Output exactly the lines from the line with "Give me a plain-text" through the end of the records below. Include nothing else.

Stored records
>> BEGIN
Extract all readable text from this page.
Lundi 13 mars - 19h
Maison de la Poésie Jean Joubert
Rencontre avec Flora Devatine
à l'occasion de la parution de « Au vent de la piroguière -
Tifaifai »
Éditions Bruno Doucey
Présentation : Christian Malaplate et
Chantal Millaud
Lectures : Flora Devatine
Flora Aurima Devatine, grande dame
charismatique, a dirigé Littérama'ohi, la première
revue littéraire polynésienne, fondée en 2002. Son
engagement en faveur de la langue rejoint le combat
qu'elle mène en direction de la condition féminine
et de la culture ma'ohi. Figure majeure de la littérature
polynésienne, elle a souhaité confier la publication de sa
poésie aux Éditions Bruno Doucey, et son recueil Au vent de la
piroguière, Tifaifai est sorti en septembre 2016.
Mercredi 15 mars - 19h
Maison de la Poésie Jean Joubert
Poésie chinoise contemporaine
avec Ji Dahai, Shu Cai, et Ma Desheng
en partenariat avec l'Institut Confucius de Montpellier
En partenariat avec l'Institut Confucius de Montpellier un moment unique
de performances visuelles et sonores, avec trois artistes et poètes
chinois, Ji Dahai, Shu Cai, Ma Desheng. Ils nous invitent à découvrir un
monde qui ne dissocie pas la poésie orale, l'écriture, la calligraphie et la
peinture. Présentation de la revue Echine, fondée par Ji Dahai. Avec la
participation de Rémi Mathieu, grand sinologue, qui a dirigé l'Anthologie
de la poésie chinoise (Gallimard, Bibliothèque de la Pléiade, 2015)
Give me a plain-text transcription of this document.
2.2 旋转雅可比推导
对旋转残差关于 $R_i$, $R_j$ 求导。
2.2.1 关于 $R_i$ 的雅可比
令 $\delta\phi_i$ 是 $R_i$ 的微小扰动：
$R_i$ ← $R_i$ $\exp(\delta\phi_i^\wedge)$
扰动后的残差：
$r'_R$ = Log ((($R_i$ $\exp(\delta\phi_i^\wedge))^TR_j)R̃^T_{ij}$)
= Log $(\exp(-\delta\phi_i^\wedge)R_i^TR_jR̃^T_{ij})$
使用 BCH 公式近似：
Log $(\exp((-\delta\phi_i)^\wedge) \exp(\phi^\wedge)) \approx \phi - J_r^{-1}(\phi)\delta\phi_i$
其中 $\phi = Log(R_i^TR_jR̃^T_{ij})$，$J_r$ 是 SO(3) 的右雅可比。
>> END
## Answer to the exercise
Give me a plain-text transcription of this document.
2.2 旋转雅可比推导
对旋转残差关于 $R_i$, $R_j$ 求导。
2.2.1 关于 $R_i$ 的雅可比
令 $\delta\phi_i$ 是 $R_i$ 的微小扰动：
$R_i$ ← $R_i$ $\exp(\delta\phi_i^\wedge)$
扰动后的残差：
$r'_R$ = Log ((($R_i$ $\exp(\delta\phi_i^\wedge))^TR_j)R̃^T_{ij}$)
= Log $(\exp(-\delta\phi_i^\wedge)R_i^TR_jR̃^T_{ij})$
使用 BCH 公式近似：
Log $(\exp((-\delta\phi_i)^\wedge) \exp(\phi^\wedge)) \approx \phi - J_r^{-1}(\phi)\delta\phi_i$
其中 $\phi = Log(R_i^TR_jR̃^T_{ij})$，$J_r$ 是 SO(3) 的右雅可比。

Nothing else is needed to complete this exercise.